— START —

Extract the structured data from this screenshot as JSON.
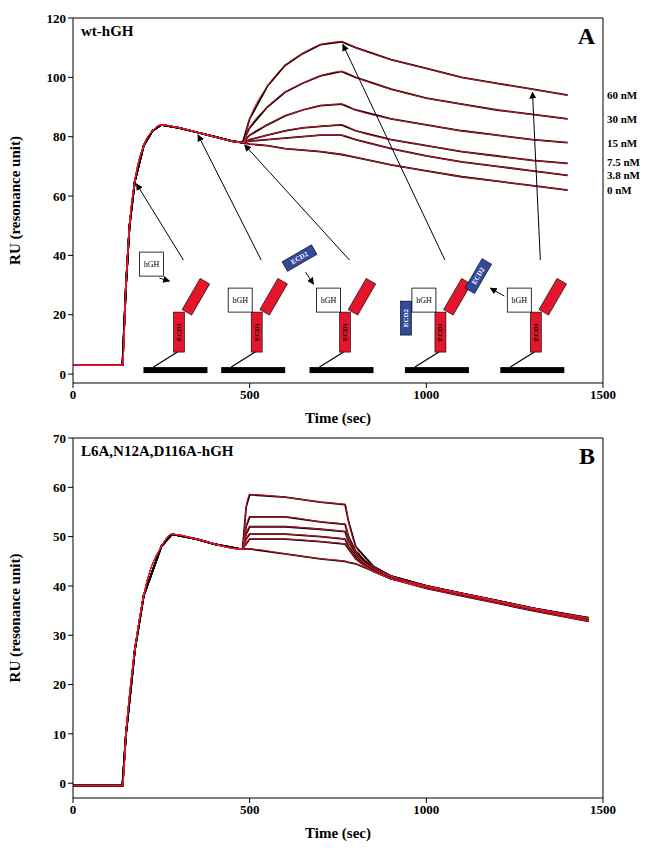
{
  "chart_data": [
    {
      "type": "line",
      "title": "wt-hGH",
      "x_label": "Time (sec)",
      "y_label": "RU (resonance unit)",
      "annotations": {
        "panel": "A",
        "schematic": [
          {
            "ligand": "hGH",
            "receptor": "ECD1"
          },
          {
            "ligand": "hGH",
            "receptor": "ECD1"
          },
          {
            "ligand": "hGH",
            "receptor": "ECD1",
            "second_receptor": "ECD2"
          },
          {
            "ligand": "hGH",
            "receptor": "ECD1",
            "second_receptor": "ECD2"
          },
          {
            "ligand": "hGH",
            "receptor": "ECD1",
            "second_receptor": "ECD2"
          }
        ]
      },
      "x": [
        0,
        100,
        140,
        150,
        160,
        175,
        200,
        225,
        250,
        300,
        350,
        400,
        450,
        480,
        500,
        550,
        600,
        650,
        700,
        760,
        800,
        900,
        1000,
        1100,
        1200,
        1300,
        1400
      ],
      "series": [
        {
          "name": "60 nM",
          "color": "#000000",
          "values": [
            3,
            3,
            3,
            30,
            50,
            65,
            77,
            82,
            84,
            83,
            81.5,
            80,
            78.5,
            78,
            86,
            97,
            104,
            108,
            111,
            112,
            110,
            106,
            103,
            100,
            98,
            96,
            94
          ]
        },
        {
          "name": "30 nM",
          "color": "#000000",
          "values": [
            3,
            3,
            3,
            30,
            50,
            65,
            77,
            82,
            84,
            83,
            81.5,
            80,
            78.5,
            78,
            83,
            90,
            95,
            98,
            100.5,
            102,
            100,
            96,
            93,
            91,
            89,
            87.5,
            86
          ]
        },
        {
          "name": "15 nM",
          "color": "#000000",
          "values": [
            3,
            3,
            3,
            30,
            50,
            65,
            77,
            82,
            84,
            83,
            81.5,
            80,
            78.5,
            78,
            80.5,
            84,
            87,
            89,
            90.5,
            91,
            89,
            86,
            84,
            82,
            80.5,
            79,
            78
          ]
        },
        {
          "name": "7.5 nM",
          "color": "#000000",
          "values": [
            3,
            3,
            3,
            30,
            50,
            65,
            77,
            82,
            84,
            83,
            81.5,
            80,
            78.5,
            78,
            79,
            80.5,
            82,
            83,
            83.5,
            84,
            82,
            79,
            77,
            75,
            73.5,
            72,
            71
          ]
        },
        {
          "name": "3.8 nM",
          "color": "#000000",
          "values": [
            3,
            3,
            3,
            30,
            50,
            65,
            77,
            82,
            84,
            83,
            81.5,
            80,
            78.5,
            78,
            78.5,
            79,
            79.5,
            80,
            80.5,
            80.5,
            79,
            76,
            73.5,
            71.5,
            70,
            68.5,
            67
          ]
        },
        {
          "name": "0 nM",
          "color": "#000000",
          "values": [
            3,
            3,
            3,
            30,
            50,
            65,
            77,
            82,
            84,
            83,
            81.5,
            80,
            78.5,
            78,
            77.5,
            77,
            76,
            75.5,
            75,
            74,
            73,
            70.5,
            68.5,
            66.5,
            65,
            63.5,
            62
          ]
        }
      ],
      "xlim": [
        0,
        1500
      ],
      "xticks": [
        0,
        500,
        1000,
        1500
      ],
      "ylim": [
        -3,
        120
      ],
      "yticks": [
        0,
        20,
        40,
        60,
        80,
        100,
        120
      ],
      "grid": false
    },
    {
      "type": "line",
      "title": "L6A,N12A,D116A-hGH",
      "x_label": "Time (sec)",
      "y_label": "RU (resonance unit)",
      "annotations": {
        "panel": "B"
      },
      "x": [
        0,
        100,
        140,
        150,
        175,
        200,
        250,
        280,
        350,
        400,
        470,
        480,
        490,
        500,
        600,
        700,
        770,
        780,
        800,
        850,
        900,
        1000,
        1100,
        1200,
        1300,
        1460
      ],
      "series": [
        {
          "color": "#000000",
          "values": [
            -0.5,
            -0.5,
            -0.5,
            10,
            27,
            38,
            48,
            50.5,
            49.5,
            48.5,
            47.5,
            47.5,
            56,
            58.5,
            58,
            57,
            56.5,
            53,
            48,
            44,
            42,
            40,
            38.5,
            37,
            35.5,
            33.5
          ]
        },
        {
          "color": "#000000",
          "values": [
            -0.5,
            -0.5,
            -0.5,
            10,
            27,
            38,
            48,
            50.5,
            49.5,
            48.5,
            47.5,
            47.5,
            52,
            54,
            54,
            53,
            52.5,
            50,
            47,
            43.5,
            42,
            40,
            38.5,
            37,
            35.5,
            33.5
          ]
        },
        {
          "color": "#000000",
          "values": [
            -0.5,
            -0.5,
            -0.5,
            10,
            27,
            38,
            48,
            50.5,
            49.5,
            48.5,
            47.5,
            47.5,
            50.5,
            52,
            52,
            51.5,
            51,
            49,
            46.5,
            43.5,
            42,
            40,
            38.5,
            37,
            35.5,
            33.3
          ]
        },
        {
          "color": "#000000",
          "values": [
            -0.5,
            -0.5,
            -0.5,
            10,
            27,
            38,
            48,
            50.5,
            49.5,
            48.5,
            47.5,
            47.5,
            49.5,
            50.5,
            50.5,
            50,
            49.5,
            48,
            46,
            43,
            41.5,
            39.8,
            38.3,
            36.8,
            35.3,
            33
          ]
        },
        {
          "color": "#000000",
          "values": [
            -0.5,
            -0.5,
            -0.5,
            10,
            27,
            38,
            48,
            50.5,
            49.5,
            48.5,
            47.5,
            47.5,
            48.5,
            49.5,
            49.5,
            49,
            48.5,
            47.5,
            45.5,
            43,
            41.5,
            39.8,
            38.3,
            36.8,
            35.3,
            33
          ]
        },
        {
          "color": "#000000",
          "values": [
            -0.5,
            -0.5,
            -0.5,
            10,
            27,
            38,
            48,
            50.5,
            49.5,
            48.5,
            47.5,
            47.5,
            47.5,
            47.5,
            46.5,
            45.5,
            45,
            44.8,
            44.5,
            43,
            41.5,
            39.5,
            38,
            36.5,
            35,
            32.8
          ]
        }
      ],
      "xlim": [
        0,
        1500
      ],
      "xticks": [
        0,
        500,
        1000,
        1500
      ],
      "ylim": [
        -3,
        70
      ],
      "yticks": [
        0,
        10,
        20,
        30,
        40,
        50,
        60,
        70
      ],
      "grid": false
    }
  ]
}
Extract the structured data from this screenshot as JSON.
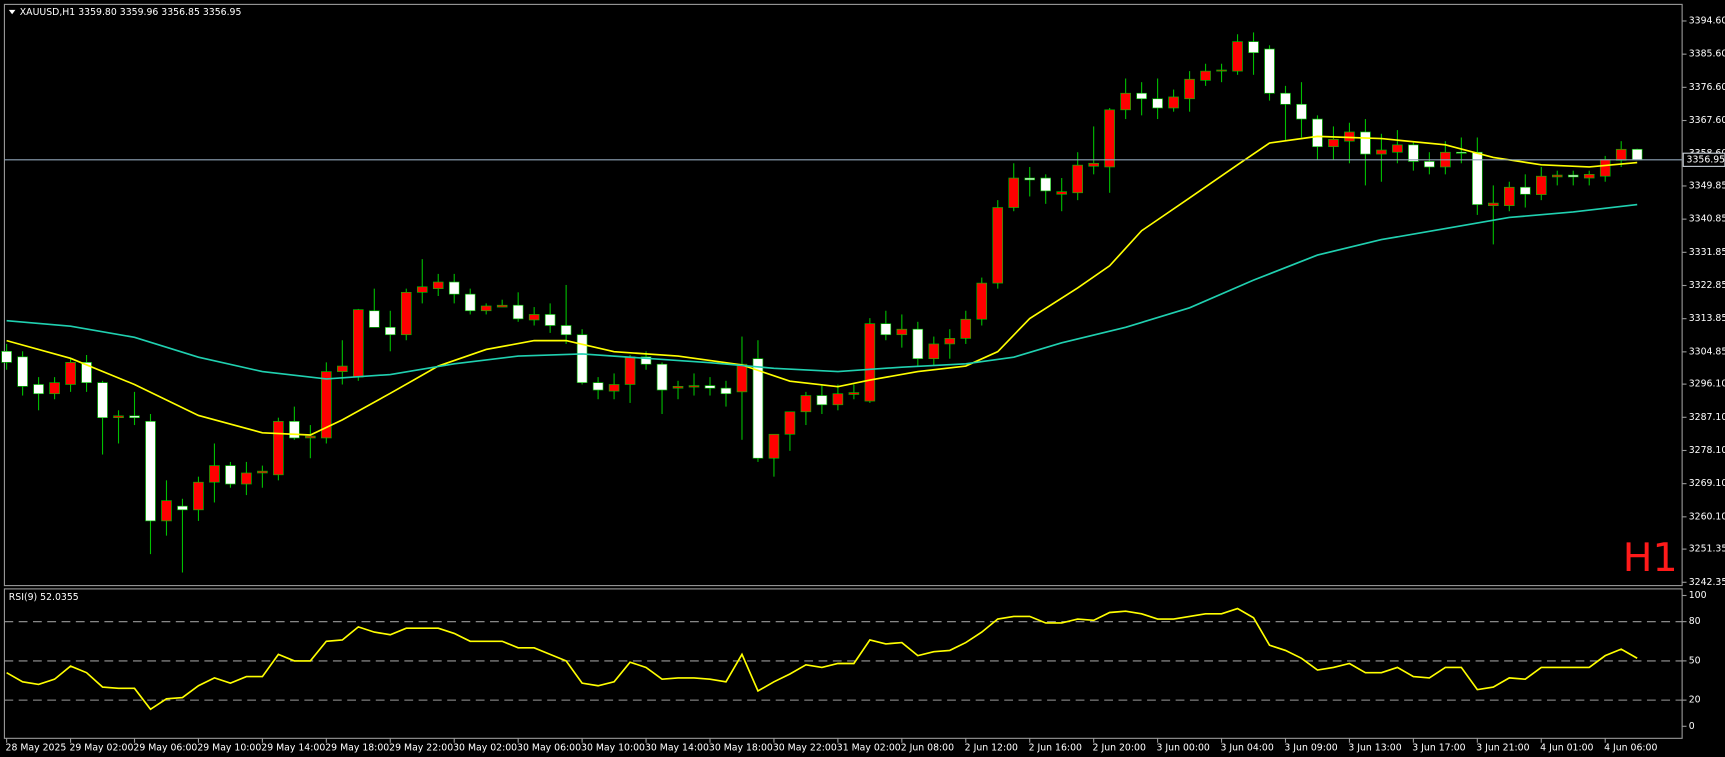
{
  "chart_data": [
    {
      "type": "candlestick",
      "title": "XAUUSD,H1",
      "ohlc": [
        {
          "value": 3359.8,
          "label": "3359.80"
        },
        3359.96,
        3356.85,
        3356.95
      ],
      "watermark": "H1",
      "categories": [
        "28 May 2025",
        null,
        null,
        null,
        "29 May 02:00",
        null,
        null,
        null,
        "29 May 06:00",
        null,
        null,
        null,
        "29 May 10:00",
        null,
        null,
        null,
        "29 May 14:00",
        null,
        null,
        null,
        "29 May 18:00",
        null,
        null,
        null,
        "29 May 22:00",
        null,
        null,
        null,
        "30 May 02:00",
        null,
        null,
        null,
        "30 May 06:00",
        null,
        null,
        null,
        "30 May 10:00",
        null,
        null,
        null,
        "30 May 14:00",
        null,
        null,
        null,
        "30 May 18:00",
        null,
        null,
        null,
        "30 May 22:00",
        null,
        null,
        null,
        "31 May 02:00",
        null,
        null,
        null,
        "2 Jun 08:00",
        null,
        null,
        null,
        "2 Jun 12:00",
        null,
        null,
        null,
        "2 Jun 16:00",
        null,
        null,
        null,
        "2 Jun 20:00",
        null,
        null,
        null,
        "3 Jun 00:00",
        null,
        null,
        null,
        "3 Jun 04:00",
        null,
        null,
        null,
        "3 Jun 09:00",
        null,
        null,
        null,
        "3 Jun 13:00",
        null,
        null,
        null,
        "3 Jun 17:00",
        null,
        null,
        null,
        "3 Jun 21:00",
        null,
        null,
        null,
        "4 Jun 01:00",
        null,
        null,
        null,
        "4 Jun 06:00",
        null,
        null
      ],
      "open": [
        3305,
        3303.5,
        3296,
        3293.5,
        3296,
        3302,
        3296.5,
        3287,
        3287.5,
        3286,
        3259,
        3263,
        3262,
        3269.5,
        3274,
        3269,
        3272,
        3271.5,
        3286,
        3281.5,
        3281.5,
        3299.5,
        3298,
        3316,
        3311.5,
        3309.5,
        3321,
        3322,
        3323.8,
        3320.5,
        3316,
        3317,
        3317.5,
        3313.5,
        3315,
        3312,
        3309.5,
        3296.5,
        3294.2,
        3296,
        3303.5,
        3301.5,
        3295,
        3295.3,
        3295.7,
        3295,
        3294,
        3303,
        3276,
        3282.5,
        3288.6,
        3293,
        3290.5,
        3293.3,
        3291.5,
        3312.5,
        3309.5,
        3311,
        3303,
        3307,
        3308.5,
        3313.7,
        3323.5,
        3344,
        3352,
        3352,
        3347.6,
        3348,
        3355.2,
        3355,
        3370.5,
        3375,
        3373.5,
        3371,
        3373.5,
        3378.5,
        3381,
        3381,
        3389,
        3387,
        3375,
        3372,
        3368,
        3360.5,
        3362,
        3364.5,
        3358.5,
        3359,
        3361,
        3356.5,
        3355,
        3359,
        3359,
        3344.5,
        3344.5,
        3349.5,
        3347.5,
        3352.3,
        3352.8,
        3352,
        3352.5,
        3356.8,
        3359.8
      ],
      "high": [
        3307,
        3305,
        3298,
        3298,
        3303,
        3304,
        3297,
        3289,
        3294,
        3288,
        3270,
        3265,
        3271,
        3280,
        3275,
        3275,
        3274,
        3287,
        3290,
        3285,
        3302,
        3308,
        3316.5,
        3322,
        3316,
        3322,
        3330,
        3326,
        3326,
        3322,
        3318,
        3319,
        3321,
        3317,
        3318,
        3323,
        3311,
        3298,
        3299,
        3304,
        3305,
        3302,
        3297,
        3299,
        3298,
        3297,
        3309,
        3308,
        3281,
        3288,
        3294,
        3296,
        3296,
        3296,
        3314,
        3316,
        3315,
        3313,
        3309,
        3311,
        3316,
        3325,
        3346,
        3356,
        3355,
        3353,
        3352,
        3359,
        3366,
        3371,
        3379,
        3378,
        3379,
        3376,
        3381,
        3383,
        3383,
        3391,
        3391.5,
        3388,
        3377,
        3378,
        3369,
        3366,
        3367,
        3368,
        3364,
        3365,
        3362,
        3359,
        3362,
        3363,
        3363,
        3350,
        3351,
        3353,
        3355,
        3354,
        3354,
        3354,
        3358,
        3362,
        3359.96
      ],
      "low": [
        3300,
        3293,
        3289,
        3292,
        3294,
        3294,
        3277,
        3280,
        3285,
        3250,
        3255,
        3245,
        3259,
        3264,
        3268,
        3266,
        3268,
        3270,
        3281,
        3276,
        3280,
        3296,
        3297,
        3312,
        3305,
        3308,
        3318,
        3320,
        3318,
        3315,
        3315,
        3317,
        3313,
        3312,
        3310,
        3307,
        3296,
        3292,
        3292,
        3291,
        3300,
        3288,
        3292,
        3293,
        3293,
        3290,
        3281,
        3275,
        3271,
        3278,
        3285,
        3288,
        3289,
        3292,
        3291,
        3308,
        3306,
        3301,
        3301,
        3303,
        3307,
        3312,
        3322,
        3343,
        3347,
        3345,
        3343,
        3346,
        3353,
        3348,
        3368,
        3369,
        3368,
        3370,
        3370,
        3377,
        3378,
        3380,
        3380,
        3373,
        3362,
        3363,
        3357,
        3357,
        3356,
        3350,
        3351,
        3356,
        3354,
        3353,
        3353,
        3356,
        3342,
        3334,
        3343,
        3344,
        3346,
        3350,
        3350,
        3350,
        3351,
        3355,
        3356.85
      ],
      "close": [
        3302,
        3295.5,
        3293.5,
        3296.5,
        3302,
        3296.5,
        3287,
        3287.5,
        3287,
        3259,
        3264.5,
        3262,
        3269.5,
        3274,
        3269,
        3272,
        3272.5,
        3286,
        3281.5,
        3282,
        3299.5,
        3301,
        3316.3,
        3311.5,
        3309.5,
        3321,
        3322.5,
        3323.8,
        3320.5,
        3316,
        3317.3,
        3317.5,
        3313.8,
        3315,
        3312,
        3309.5,
        3296.5,
        3294.5,
        3296,
        3303.5,
        3301.5,
        3294.5,
        3295.5,
        3295.7,
        3295,
        3293.5,
        3301.5,
        3276,
        3282.5,
        3288.6,
        3293,
        3290.5,
        3293.5,
        3293.8,
        3312.5,
        3309.5,
        3311,
        3303,
        3307,
        3308.5,
        3313.7,
        3323.5,
        3344,
        3352,
        3351.5,
        3348.5,
        3348.3,
        3355.5,
        3356,
        3370.5,
        3375,
        3373.5,
        3371,
        3374,
        3378.8,
        3381,
        3381.3,
        3389,
        3386,
        3375,
        3372,
        3368,
        3360.5,
        3362.5,
        3364.5,
        3358.5,
        3359.6,
        3361,
        3356.5,
        3355,
        3359,
        3358.8,
        3344.8,
        3345.2,
        3349.5,
        3347.6,
        3352.5,
        3352.8,
        3352.3,
        3353,
        3357,
        3359.8,
        3356.95
      ],
      "up_color": "#ff0000",
      "down_color": "#ffffff",
      "wick_color": "#00c000",
      "overlays": [
        {
          "color": "#ffff00",
          "x": [
            0,
            4,
            8,
            12,
            16,
            19,
            21,
            24,
            27,
            30,
            33,
            35,
            38,
            42,
            46,
            49,
            52,
            54,
            57,
            60,
            62,
            64,
            67,
            69,
            71,
            74,
            77,
            79,
            82,
            86,
            90,
            93,
            96,
            99,
            102
          ],
          "values": [
            3307.9,
            3303.1,
            3296,
            3287.6,
            3282.9,
            3282.3,
            3286.4,
            3293.6,
            3301,
            3305.5,
            3307.9,
            3307.9,
            3304.9,
            3303.7,
            3301.3,
            3296.9,
            3295.4,
            3297.2,
            3299.5,
            3301,
            3304.9,
            3313.9,
            3322.2,
            3328.2,
            3337.7,
            3346.6,
            3355.6,
            3361.5,
            3363.3,
            3362.7,
            3361,
            3357.6,
            3355.6,
            3355,
            3356.2
          ]
        },
        {
          "color": "#20d0b0",
          "x": [
            0,
            4,
            8,
            12,
            16,
            20,
            24,
            28,
            32,
            36,
            40,
            44,
            48,
            52,
            56,
            60,
            63,
            66,
            70,
            74,
            78,
            82,
            86,
            90,
            94,
            98,
            102
          ],
          "values": [
            3313.3,
            3311.8,
            3308.8,
            3303.4,
            3299.5,
            3297.5,
            3298.7,
            3301.6,
            3303.7,
            3304.3,
            3303.1,
            3301.9,
            3300.4,
            3299.5,
            3300.7,
            3301.6,
            3303.4,
            3307.3,
            3311.5,
            3316.8,
            3324.3,
            3331.1,
            3335.3,
            3338.3,
            3341.3,
            3342.8,
            3344.8
          ]
        }
      ],
      "last_price": 3356.95,
      "ylim": [
        3241.45,
        3398.8
      ],
      "yticks": [
        {
          "value": 3394.6,
          "label": "3394.60"
        },
        {
          "value": 3385.6,
          "label": "3385.60"
        },
        {
          "value": 3376.6,
          "label": "3376.60"
        },
        {
          "value": 3367.6,
          "label": "3367.60"
        },
        {
          "value": 3358.6,
          "label": "3358.60"
        },
        3349.85,
        3340.85,
        3331.85,
        3322.85,
        3313.85,
        3304.85,
        {
          "value": 3296.1,
          "label": "3296.10"
        },
        {
          "value": 3287.1,
          "label": "3287.10"
        },
        {
          "value": 3278.1,
          "label": "3278.10"
        },
        {
          "value": 3269.1,
          "label": "3269.10"
        },
        {
          "value": 3260.1,
          "label": "3260.10"
        },
        3251.35,
        3242.35
      ],
      "grid": false
    },
    {
      "type": "line",
      "title": "RSI(9) 52.0355",
      "color": "#ffff00",
      "values": [
        41,
        34,
        32,
        36,
        46,
        41,
        30,
        29,
        29,
        13,
        21,
        22,
        31,
        37,
        33,
        38,
        38,
        55,
        50,
        50,
        65,
        66,
        76,
        72,
        70,
        75,
        75,
        75,
        71,
        65,
        65,
        65,
        60,
        60,
        55,
        50,
        33,
        31,
        34,
        49,
        45,
        36,
        37,
        37,
        36,
        34,
        55,
        27,
        34,
        40,
        47,
        45,
        48,
        48,
        66,
        63,
        64,
        54,
        57,
        58,
        64,
        72,
        82,
        84,
        84,
        79,
        79,
        82,
        81,
        87,
        88,
        86,
        82,
        82,
        84,
        86,
        86,
        90,
        83,
        62,
        58,
        52,
        43,
        45,
        48,
        41,
        41,
        45,
        38,
        37,
        45,
        45,
        28,
        30,
        37,
        36,
        45,
        45,
        45,
        45,
        54,
        59,
        52.0355
      ],
      "levels": [
        20,
        50,
        80
      ],
      "ylim": [
        -9.2,
        104.2
      ],
      "yticks": [
        0,
        20,
        50,
        80,
        100
      ],
      "grid": false
    }
  ]
}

— END —

WHAT YOU WILL DO:
Go through the material above and count the lines that contain "title"; give that number alone.

REPLY:
4